*EXERCISE GOAL*
Using the listing below, extract each line that has the word "subject" in it.

*DATA TO EXAMINE*
------

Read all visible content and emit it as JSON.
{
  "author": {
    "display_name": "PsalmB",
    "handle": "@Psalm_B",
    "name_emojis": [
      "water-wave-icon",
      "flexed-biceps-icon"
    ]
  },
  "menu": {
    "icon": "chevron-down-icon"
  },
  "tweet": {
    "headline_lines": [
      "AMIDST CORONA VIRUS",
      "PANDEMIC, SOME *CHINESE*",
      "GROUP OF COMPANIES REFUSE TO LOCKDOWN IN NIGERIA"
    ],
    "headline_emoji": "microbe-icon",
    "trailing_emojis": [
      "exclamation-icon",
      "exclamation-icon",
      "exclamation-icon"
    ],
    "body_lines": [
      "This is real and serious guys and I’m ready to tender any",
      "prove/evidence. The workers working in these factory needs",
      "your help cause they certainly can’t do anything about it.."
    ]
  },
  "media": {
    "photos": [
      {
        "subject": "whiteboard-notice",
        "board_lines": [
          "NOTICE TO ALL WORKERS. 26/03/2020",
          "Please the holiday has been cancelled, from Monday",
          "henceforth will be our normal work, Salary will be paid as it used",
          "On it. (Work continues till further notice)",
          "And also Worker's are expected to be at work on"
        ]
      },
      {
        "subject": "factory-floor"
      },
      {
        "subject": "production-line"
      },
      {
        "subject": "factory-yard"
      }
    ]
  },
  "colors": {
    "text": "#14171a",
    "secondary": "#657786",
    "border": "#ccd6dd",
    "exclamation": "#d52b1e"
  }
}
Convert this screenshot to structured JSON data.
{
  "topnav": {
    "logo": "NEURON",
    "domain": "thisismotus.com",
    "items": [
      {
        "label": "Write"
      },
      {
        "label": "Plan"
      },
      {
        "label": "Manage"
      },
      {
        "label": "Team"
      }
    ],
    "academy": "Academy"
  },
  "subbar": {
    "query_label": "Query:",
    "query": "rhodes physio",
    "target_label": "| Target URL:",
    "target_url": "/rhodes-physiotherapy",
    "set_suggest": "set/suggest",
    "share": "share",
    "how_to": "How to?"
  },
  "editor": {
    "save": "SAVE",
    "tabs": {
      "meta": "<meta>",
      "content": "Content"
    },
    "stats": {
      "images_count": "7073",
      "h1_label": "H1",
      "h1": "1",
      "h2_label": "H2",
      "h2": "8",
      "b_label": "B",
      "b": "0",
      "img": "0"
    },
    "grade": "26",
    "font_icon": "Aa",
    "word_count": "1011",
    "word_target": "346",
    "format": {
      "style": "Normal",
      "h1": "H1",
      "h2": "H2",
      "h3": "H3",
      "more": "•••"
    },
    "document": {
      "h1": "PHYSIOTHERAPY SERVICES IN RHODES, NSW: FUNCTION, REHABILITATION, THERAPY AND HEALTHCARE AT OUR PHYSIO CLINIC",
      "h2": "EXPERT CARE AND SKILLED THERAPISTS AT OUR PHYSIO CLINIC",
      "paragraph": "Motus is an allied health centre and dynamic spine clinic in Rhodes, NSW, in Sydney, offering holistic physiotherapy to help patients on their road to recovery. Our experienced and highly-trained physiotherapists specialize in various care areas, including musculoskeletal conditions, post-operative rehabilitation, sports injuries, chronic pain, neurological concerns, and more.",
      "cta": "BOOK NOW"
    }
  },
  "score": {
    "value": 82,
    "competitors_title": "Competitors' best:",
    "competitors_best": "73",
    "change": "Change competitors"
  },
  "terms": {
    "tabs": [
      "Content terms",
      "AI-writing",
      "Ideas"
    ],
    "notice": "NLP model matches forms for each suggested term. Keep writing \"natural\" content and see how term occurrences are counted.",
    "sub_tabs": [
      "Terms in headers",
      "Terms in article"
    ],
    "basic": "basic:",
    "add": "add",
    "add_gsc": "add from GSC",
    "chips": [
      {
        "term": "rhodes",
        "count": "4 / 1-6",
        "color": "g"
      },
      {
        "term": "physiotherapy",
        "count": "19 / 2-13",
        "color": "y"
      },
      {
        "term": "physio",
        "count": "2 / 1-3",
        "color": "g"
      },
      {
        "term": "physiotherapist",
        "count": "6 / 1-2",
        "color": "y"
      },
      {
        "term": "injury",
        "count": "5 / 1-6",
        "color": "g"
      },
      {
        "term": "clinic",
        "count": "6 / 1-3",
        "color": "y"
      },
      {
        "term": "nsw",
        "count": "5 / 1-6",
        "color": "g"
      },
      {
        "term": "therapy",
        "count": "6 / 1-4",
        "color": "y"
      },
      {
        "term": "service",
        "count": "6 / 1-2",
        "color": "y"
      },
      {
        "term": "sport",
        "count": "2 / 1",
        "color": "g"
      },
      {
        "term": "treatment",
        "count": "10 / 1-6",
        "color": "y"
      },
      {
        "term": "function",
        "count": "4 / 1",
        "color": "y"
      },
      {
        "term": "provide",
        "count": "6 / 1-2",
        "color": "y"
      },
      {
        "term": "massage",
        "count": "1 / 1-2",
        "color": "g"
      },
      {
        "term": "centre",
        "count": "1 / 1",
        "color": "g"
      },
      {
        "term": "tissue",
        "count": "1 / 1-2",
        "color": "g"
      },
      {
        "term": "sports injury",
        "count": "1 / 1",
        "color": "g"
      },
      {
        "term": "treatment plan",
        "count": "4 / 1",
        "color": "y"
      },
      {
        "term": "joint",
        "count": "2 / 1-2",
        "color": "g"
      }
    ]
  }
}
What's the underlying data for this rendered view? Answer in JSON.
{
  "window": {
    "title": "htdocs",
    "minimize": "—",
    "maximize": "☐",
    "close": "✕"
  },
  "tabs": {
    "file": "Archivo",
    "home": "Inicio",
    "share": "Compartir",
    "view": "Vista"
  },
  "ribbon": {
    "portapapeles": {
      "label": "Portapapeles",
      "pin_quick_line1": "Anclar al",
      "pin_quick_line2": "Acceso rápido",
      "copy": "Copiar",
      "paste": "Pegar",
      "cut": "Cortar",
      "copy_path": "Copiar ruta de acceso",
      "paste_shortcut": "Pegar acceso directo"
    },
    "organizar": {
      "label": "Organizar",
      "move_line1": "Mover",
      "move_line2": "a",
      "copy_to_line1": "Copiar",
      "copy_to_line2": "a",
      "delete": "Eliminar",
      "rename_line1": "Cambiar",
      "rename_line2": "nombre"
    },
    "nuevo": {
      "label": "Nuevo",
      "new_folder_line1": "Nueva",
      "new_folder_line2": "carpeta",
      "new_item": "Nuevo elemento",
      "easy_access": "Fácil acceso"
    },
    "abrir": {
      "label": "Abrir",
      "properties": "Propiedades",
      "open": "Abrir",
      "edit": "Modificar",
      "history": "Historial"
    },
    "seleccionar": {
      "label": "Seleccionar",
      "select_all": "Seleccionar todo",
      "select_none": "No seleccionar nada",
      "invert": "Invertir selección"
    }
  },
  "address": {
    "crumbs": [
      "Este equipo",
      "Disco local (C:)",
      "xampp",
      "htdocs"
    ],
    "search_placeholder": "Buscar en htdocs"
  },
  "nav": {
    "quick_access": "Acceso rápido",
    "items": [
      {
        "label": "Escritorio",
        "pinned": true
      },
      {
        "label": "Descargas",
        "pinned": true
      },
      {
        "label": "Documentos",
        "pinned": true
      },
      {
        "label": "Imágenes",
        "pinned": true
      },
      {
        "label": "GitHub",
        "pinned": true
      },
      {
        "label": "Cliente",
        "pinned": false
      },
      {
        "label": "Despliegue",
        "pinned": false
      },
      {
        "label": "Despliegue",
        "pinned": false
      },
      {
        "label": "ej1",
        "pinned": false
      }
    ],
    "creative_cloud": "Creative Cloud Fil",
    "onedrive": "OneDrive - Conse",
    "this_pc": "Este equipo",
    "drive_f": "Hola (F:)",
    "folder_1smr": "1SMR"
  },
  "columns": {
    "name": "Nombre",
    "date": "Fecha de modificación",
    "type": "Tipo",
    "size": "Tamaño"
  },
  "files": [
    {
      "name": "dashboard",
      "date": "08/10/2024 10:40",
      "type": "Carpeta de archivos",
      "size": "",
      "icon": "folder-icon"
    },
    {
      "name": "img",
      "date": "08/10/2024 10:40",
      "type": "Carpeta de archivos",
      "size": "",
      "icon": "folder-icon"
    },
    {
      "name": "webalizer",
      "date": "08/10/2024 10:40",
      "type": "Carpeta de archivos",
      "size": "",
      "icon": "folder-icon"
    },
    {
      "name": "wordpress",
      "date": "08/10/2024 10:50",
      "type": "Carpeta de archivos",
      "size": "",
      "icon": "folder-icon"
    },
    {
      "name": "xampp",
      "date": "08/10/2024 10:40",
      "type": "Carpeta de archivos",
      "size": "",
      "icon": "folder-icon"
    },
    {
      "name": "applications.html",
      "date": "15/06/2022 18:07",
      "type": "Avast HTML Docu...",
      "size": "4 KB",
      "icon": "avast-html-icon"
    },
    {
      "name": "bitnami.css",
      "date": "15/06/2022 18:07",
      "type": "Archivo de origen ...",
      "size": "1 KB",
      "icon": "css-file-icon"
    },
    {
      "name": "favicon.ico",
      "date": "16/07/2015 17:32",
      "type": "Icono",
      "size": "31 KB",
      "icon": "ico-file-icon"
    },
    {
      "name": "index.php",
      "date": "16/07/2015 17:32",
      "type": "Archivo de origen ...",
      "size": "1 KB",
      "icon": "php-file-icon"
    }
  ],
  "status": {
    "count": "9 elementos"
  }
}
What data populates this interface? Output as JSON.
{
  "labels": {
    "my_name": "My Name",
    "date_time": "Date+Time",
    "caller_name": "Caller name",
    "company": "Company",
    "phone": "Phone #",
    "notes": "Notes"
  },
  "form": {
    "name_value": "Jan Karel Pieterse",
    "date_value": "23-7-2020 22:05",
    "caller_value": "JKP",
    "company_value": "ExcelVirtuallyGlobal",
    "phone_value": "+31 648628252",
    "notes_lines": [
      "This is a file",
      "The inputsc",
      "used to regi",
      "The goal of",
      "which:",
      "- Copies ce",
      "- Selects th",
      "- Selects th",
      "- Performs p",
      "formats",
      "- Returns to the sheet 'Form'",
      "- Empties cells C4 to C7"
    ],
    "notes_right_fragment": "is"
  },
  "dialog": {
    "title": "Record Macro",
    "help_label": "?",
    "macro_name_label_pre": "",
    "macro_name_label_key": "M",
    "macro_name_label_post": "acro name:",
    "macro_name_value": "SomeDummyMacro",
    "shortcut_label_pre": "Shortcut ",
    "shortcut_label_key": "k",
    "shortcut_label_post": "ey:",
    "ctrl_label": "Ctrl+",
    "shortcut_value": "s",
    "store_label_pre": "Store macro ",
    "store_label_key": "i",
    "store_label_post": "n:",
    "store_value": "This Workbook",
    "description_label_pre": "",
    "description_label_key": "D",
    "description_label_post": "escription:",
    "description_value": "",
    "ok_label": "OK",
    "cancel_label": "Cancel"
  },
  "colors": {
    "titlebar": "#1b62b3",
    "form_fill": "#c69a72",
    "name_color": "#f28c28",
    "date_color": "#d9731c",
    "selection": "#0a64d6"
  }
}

------

*WRITTEN RESPONSE*
        "subject": "whiteboard-notice",
        "subject": "factory-floor"
        "subject": "production-line"
        "subject": "factory-yard"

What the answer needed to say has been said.